Task details - What is the number of lines that include the word "icon"? Provide only that figure.

Supplied material -
START
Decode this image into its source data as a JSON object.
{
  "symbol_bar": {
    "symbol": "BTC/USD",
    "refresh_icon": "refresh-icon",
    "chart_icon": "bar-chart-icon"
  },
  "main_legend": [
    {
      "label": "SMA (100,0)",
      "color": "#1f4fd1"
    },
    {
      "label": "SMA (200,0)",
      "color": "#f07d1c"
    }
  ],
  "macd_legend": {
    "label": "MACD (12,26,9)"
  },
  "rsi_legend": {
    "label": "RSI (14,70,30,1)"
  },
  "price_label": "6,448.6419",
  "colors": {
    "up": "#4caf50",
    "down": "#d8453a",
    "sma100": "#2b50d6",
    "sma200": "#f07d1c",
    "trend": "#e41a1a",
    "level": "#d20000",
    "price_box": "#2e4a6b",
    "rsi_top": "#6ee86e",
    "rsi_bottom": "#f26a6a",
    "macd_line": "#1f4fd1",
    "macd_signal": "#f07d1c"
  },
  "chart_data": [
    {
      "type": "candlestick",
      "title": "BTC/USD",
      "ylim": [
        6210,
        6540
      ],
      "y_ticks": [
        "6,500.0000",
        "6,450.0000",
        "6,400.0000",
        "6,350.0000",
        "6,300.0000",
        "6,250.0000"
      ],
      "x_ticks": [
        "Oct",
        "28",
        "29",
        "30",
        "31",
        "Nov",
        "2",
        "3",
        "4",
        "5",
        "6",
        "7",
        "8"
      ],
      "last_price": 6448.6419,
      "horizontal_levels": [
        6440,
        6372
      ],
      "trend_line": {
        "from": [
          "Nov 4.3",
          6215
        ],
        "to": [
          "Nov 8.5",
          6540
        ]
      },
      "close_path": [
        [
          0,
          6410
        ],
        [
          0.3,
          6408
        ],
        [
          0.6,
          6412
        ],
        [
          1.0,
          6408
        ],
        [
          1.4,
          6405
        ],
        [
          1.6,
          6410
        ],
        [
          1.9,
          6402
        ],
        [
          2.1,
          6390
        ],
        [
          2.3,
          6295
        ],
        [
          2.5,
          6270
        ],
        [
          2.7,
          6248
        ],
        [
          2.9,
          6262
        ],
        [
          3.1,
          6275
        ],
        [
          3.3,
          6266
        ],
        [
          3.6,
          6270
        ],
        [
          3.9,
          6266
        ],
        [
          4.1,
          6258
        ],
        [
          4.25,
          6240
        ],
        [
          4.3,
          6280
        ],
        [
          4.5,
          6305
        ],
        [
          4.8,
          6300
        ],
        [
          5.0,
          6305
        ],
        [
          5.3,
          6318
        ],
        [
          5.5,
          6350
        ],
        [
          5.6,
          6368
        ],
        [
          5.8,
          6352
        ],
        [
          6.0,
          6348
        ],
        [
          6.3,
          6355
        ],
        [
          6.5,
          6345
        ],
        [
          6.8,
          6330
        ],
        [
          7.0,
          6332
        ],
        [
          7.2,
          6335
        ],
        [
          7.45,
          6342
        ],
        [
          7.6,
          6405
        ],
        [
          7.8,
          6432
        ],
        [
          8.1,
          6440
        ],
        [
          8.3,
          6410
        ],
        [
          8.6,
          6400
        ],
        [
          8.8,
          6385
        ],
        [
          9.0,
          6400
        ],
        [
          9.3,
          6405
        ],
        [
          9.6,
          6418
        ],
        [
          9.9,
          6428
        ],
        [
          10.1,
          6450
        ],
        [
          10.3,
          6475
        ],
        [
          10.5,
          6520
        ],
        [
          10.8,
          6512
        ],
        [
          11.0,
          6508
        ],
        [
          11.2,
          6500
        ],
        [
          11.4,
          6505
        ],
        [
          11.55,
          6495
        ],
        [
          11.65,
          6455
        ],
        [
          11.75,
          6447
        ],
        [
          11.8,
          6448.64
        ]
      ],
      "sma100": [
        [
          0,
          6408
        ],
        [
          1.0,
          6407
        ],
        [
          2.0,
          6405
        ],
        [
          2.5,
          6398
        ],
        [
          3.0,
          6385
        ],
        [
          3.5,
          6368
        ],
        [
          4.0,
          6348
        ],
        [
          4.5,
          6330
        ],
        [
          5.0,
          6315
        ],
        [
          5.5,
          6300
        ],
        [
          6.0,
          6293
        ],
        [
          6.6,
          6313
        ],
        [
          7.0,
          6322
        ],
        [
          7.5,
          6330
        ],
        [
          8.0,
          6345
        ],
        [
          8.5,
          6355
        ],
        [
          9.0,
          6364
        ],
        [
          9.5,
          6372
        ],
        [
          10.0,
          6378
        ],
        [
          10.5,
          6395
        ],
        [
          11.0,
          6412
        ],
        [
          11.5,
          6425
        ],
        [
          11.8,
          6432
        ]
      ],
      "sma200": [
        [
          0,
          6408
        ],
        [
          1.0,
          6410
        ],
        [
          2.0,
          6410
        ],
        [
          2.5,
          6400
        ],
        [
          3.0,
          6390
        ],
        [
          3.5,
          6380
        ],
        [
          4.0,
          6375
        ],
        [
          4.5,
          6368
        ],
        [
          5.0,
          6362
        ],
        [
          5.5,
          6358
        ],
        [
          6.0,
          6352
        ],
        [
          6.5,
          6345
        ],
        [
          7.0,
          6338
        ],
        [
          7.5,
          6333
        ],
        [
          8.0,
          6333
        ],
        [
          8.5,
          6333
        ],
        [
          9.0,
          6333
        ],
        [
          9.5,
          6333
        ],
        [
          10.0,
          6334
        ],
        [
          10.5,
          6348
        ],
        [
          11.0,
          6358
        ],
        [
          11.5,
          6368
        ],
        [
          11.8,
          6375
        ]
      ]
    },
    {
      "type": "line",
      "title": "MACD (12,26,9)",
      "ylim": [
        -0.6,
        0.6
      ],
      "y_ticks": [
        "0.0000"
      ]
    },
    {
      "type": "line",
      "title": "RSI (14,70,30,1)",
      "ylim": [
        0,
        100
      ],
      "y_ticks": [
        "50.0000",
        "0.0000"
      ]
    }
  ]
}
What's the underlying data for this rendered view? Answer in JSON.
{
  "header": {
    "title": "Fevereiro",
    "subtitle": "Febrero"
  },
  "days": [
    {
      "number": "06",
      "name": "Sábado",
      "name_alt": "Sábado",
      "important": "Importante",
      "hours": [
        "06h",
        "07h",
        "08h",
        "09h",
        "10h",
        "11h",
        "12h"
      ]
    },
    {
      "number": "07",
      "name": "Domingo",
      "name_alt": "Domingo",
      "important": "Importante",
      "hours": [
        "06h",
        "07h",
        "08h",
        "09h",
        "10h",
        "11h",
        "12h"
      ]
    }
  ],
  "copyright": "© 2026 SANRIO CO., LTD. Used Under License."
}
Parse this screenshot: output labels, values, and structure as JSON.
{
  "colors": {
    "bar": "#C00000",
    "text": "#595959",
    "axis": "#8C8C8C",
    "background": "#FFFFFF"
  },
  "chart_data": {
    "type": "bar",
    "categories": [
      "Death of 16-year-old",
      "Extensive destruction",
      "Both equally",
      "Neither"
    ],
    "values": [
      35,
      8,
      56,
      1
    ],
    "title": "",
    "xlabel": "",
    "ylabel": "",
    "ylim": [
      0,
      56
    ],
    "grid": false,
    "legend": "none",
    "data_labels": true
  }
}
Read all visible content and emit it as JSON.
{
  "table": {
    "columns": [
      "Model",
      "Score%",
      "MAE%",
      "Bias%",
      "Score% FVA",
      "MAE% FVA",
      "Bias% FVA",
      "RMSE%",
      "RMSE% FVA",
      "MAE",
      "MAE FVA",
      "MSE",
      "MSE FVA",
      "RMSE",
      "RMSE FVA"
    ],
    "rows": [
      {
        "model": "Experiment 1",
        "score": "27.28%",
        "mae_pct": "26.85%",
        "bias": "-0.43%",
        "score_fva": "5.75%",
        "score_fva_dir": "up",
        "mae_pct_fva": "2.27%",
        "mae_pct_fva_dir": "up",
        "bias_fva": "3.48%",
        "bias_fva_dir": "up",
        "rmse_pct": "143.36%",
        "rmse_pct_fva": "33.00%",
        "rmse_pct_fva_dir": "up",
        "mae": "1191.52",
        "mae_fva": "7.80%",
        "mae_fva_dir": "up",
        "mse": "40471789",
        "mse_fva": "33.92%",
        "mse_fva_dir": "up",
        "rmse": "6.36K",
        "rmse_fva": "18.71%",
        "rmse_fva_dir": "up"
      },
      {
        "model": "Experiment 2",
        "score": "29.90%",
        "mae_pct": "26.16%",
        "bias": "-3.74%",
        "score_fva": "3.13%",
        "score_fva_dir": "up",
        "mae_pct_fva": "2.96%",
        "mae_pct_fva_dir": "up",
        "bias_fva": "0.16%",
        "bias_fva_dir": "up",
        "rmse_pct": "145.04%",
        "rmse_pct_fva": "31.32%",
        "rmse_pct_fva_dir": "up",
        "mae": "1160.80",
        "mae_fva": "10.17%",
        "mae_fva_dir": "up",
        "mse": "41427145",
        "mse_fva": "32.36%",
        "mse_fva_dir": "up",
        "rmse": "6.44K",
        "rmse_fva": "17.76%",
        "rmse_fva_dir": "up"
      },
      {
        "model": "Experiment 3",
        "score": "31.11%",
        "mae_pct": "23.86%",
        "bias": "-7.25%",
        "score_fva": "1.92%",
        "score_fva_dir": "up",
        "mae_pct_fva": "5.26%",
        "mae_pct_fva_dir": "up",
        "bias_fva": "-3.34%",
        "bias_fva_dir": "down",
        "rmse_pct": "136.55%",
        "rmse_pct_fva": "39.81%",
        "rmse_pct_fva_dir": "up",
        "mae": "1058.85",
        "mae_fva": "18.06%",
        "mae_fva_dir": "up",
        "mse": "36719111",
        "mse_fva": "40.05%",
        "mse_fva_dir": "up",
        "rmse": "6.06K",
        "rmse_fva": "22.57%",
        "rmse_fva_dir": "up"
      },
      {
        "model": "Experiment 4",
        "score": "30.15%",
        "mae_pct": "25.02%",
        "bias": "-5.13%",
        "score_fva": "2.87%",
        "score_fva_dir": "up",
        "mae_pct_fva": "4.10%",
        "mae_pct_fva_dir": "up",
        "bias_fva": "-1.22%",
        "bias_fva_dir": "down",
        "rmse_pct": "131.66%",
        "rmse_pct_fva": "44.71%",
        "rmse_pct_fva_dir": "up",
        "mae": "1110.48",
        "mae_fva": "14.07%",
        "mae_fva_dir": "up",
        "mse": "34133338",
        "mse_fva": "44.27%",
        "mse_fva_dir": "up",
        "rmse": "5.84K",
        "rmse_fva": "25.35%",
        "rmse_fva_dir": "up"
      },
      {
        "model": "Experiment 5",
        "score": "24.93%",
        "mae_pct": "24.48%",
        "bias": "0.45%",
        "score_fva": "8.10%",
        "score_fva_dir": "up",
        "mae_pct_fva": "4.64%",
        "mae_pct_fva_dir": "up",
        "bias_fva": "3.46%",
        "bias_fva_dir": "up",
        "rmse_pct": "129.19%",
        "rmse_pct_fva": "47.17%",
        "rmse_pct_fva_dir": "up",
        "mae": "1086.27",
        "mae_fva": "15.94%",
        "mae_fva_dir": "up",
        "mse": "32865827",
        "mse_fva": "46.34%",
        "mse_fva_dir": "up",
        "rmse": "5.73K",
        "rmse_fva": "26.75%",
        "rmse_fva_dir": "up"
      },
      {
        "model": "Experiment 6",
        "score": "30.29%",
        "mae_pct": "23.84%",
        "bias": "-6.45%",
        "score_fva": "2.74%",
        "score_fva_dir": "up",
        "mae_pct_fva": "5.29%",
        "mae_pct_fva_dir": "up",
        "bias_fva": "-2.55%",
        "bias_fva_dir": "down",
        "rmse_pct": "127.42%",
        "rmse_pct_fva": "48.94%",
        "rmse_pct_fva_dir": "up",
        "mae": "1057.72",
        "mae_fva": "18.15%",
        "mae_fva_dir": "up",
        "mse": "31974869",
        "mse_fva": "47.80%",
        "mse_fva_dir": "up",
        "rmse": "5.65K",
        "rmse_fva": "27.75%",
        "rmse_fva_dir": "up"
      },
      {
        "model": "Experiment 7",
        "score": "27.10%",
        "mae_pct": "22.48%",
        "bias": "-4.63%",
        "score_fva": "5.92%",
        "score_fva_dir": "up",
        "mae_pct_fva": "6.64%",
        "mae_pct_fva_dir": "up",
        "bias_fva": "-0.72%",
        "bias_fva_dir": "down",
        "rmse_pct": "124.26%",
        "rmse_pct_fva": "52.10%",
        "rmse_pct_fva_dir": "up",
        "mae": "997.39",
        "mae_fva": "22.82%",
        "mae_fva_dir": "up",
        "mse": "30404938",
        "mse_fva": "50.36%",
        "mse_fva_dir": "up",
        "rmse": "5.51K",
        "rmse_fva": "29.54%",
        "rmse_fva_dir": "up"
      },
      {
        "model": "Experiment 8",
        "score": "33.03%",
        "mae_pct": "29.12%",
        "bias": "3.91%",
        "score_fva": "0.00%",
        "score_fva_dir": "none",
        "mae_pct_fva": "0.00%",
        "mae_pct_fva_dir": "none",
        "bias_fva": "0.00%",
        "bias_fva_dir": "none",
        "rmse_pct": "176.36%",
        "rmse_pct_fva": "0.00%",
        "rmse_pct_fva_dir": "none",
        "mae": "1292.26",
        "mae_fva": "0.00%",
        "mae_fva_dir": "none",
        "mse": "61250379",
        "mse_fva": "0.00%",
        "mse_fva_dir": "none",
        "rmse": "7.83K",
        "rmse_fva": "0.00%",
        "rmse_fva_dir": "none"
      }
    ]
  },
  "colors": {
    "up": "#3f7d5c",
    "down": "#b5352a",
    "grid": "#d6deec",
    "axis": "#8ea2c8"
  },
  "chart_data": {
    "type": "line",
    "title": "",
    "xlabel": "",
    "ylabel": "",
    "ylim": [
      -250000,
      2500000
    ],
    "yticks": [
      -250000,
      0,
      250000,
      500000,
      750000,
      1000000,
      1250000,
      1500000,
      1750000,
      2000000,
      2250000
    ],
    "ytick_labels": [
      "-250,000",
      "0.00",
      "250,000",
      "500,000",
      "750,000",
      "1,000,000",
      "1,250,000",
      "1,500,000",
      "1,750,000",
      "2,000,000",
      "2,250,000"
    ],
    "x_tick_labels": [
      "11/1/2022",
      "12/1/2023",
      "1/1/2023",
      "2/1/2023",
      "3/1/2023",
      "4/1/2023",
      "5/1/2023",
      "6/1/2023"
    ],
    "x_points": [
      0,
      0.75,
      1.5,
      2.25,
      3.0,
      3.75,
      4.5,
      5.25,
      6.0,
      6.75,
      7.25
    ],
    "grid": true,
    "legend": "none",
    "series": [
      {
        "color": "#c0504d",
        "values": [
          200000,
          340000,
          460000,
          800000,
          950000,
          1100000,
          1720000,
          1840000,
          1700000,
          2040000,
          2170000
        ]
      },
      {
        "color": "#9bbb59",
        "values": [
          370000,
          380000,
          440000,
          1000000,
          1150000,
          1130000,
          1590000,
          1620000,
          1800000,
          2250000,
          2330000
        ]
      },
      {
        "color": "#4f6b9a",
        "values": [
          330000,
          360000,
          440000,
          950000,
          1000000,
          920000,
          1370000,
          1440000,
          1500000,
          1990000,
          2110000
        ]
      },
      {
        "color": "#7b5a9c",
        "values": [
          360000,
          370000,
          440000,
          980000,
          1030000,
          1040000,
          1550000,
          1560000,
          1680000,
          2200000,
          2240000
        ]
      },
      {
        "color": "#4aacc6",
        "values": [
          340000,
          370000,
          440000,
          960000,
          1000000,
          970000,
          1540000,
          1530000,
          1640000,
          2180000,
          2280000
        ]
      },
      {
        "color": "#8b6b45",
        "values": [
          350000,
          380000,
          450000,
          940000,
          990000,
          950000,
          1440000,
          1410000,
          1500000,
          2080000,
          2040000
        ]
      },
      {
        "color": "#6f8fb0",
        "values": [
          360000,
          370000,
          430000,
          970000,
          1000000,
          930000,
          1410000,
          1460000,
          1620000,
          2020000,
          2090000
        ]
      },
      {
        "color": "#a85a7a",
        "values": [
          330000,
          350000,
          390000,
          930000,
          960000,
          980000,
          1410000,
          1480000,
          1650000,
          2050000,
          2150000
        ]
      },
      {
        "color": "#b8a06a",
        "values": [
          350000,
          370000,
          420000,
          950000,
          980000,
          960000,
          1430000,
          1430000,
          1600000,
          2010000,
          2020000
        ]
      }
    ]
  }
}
END
Solution for this problem - 2